What to do: From the entries below, list each line with "center".

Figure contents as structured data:

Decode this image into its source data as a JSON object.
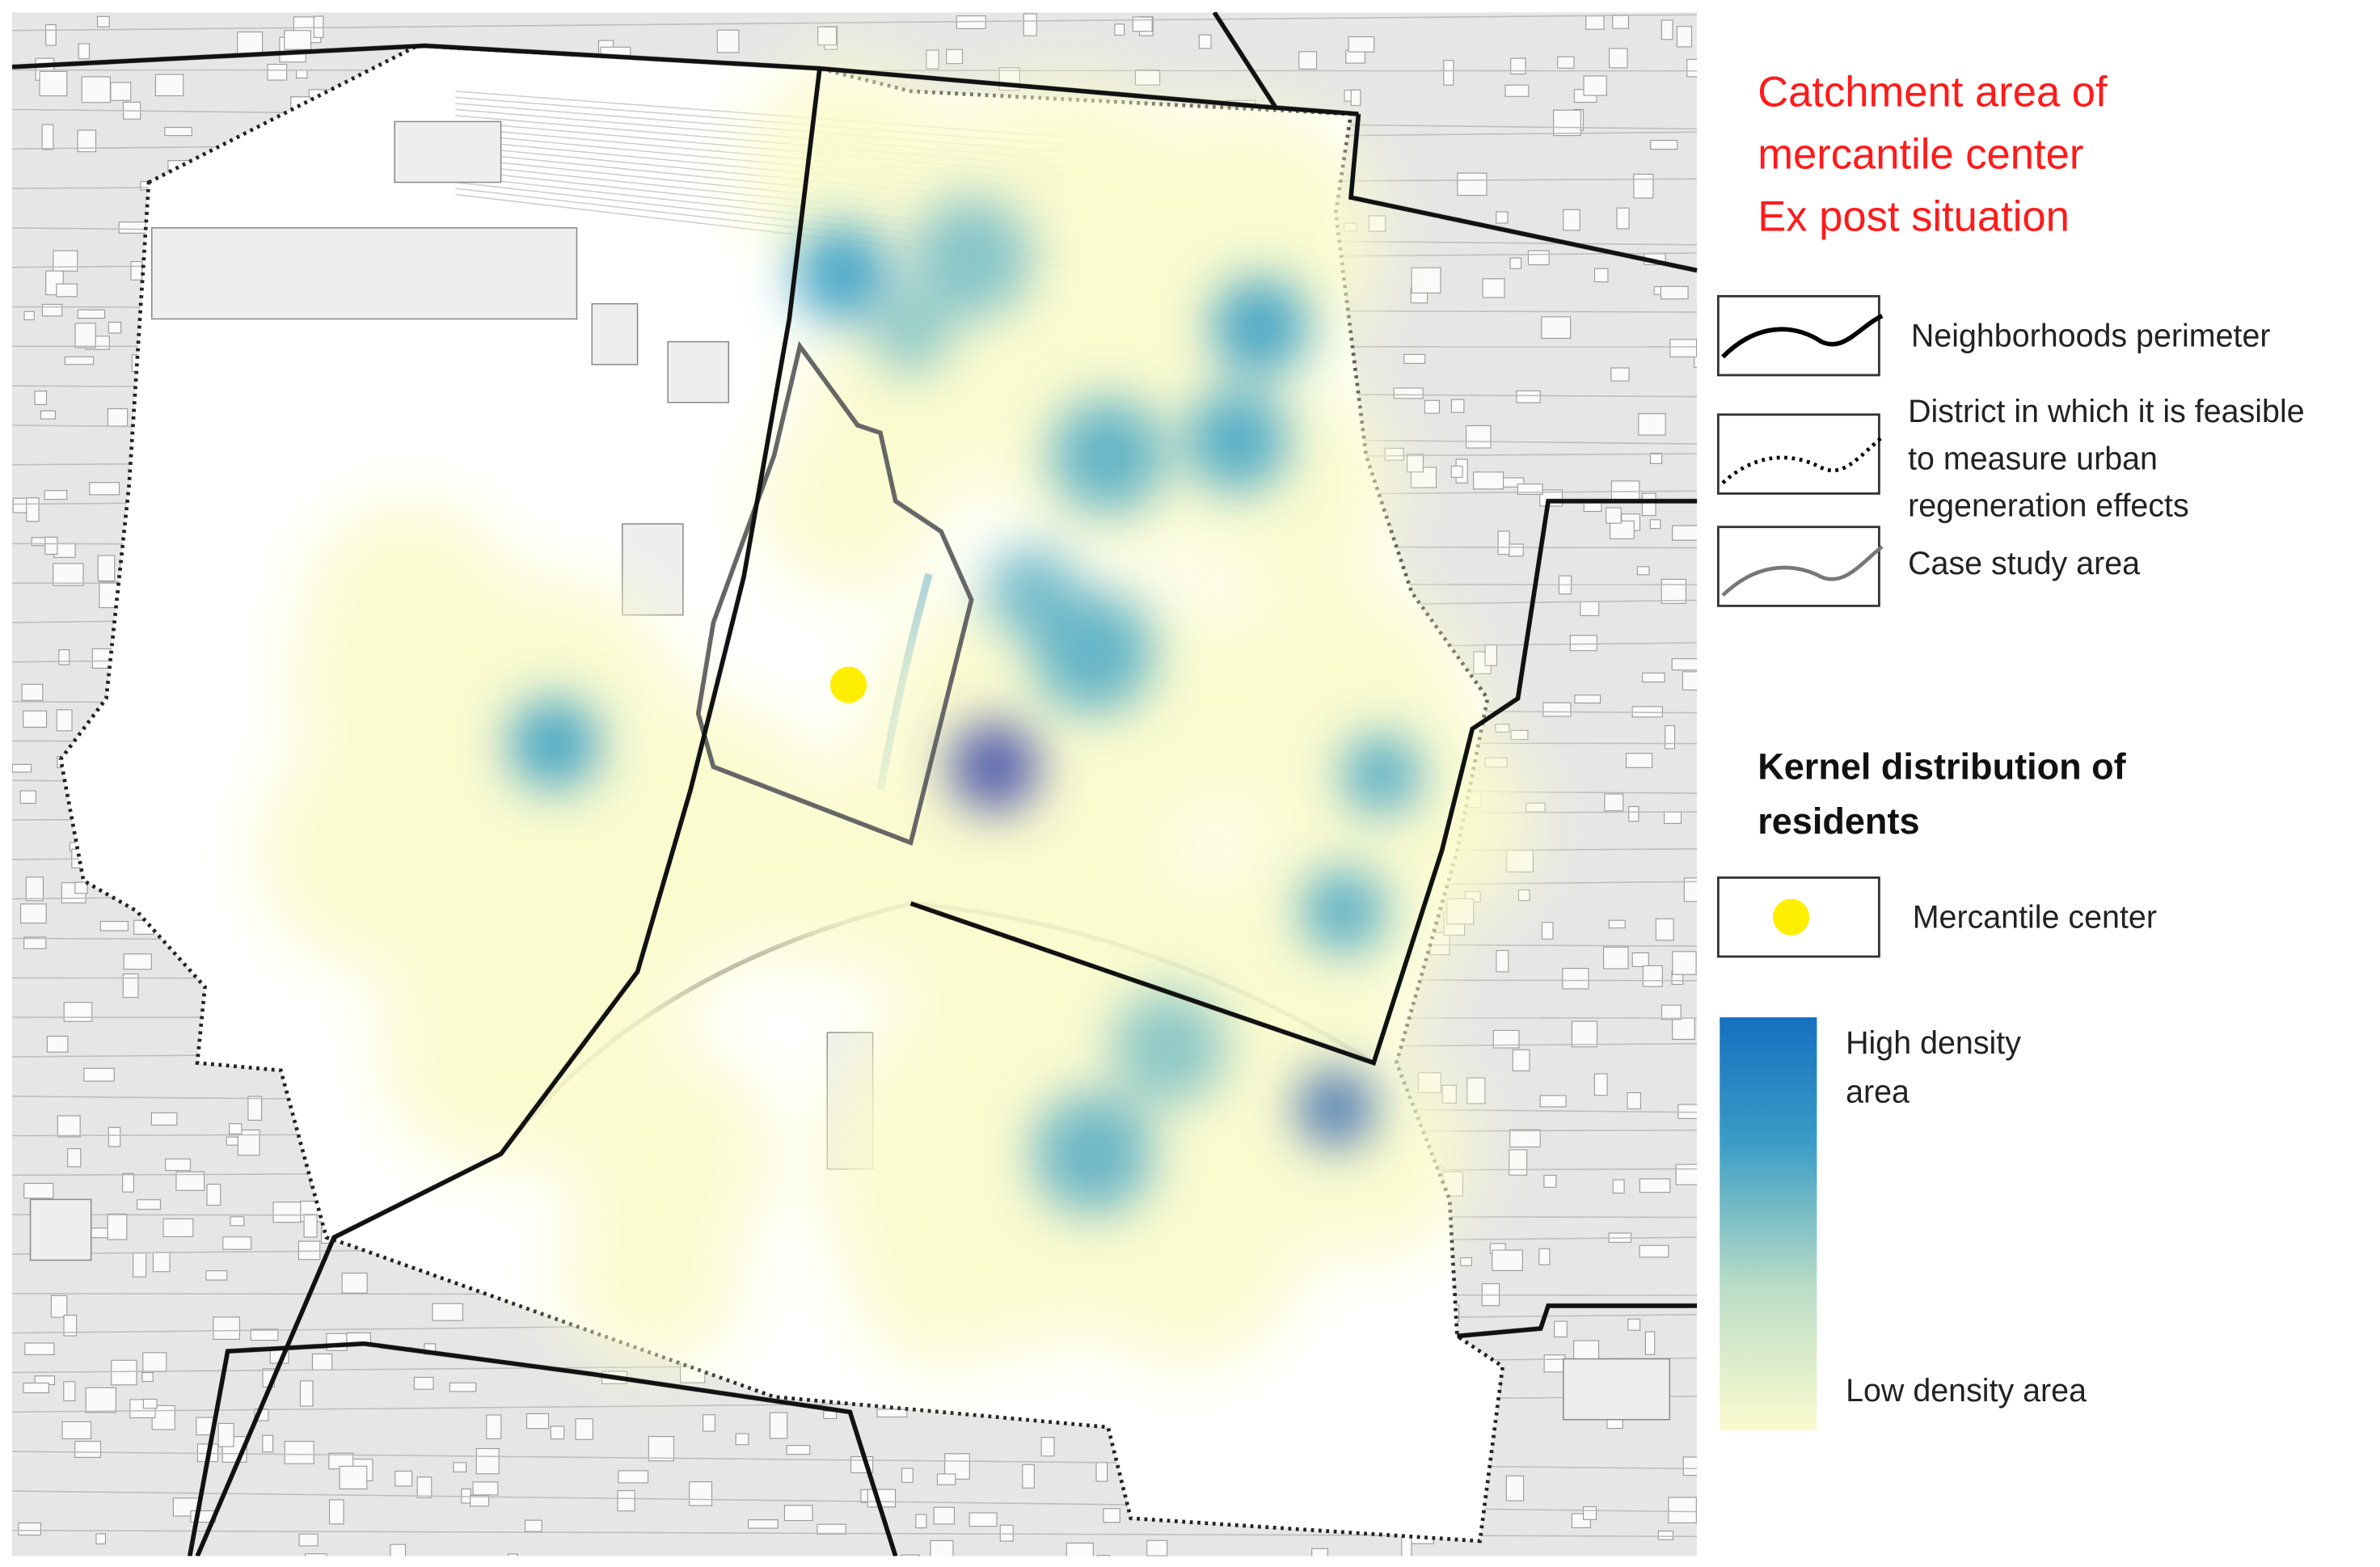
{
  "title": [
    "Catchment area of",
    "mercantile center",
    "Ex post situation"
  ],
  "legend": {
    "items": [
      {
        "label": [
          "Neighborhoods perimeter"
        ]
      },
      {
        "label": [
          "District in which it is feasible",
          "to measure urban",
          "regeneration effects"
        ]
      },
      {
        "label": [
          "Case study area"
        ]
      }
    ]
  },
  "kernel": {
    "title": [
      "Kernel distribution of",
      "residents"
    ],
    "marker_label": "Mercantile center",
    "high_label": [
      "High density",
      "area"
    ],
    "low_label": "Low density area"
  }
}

Task answer:
    "mercantile center",
    "marker_label": "Mercantile center",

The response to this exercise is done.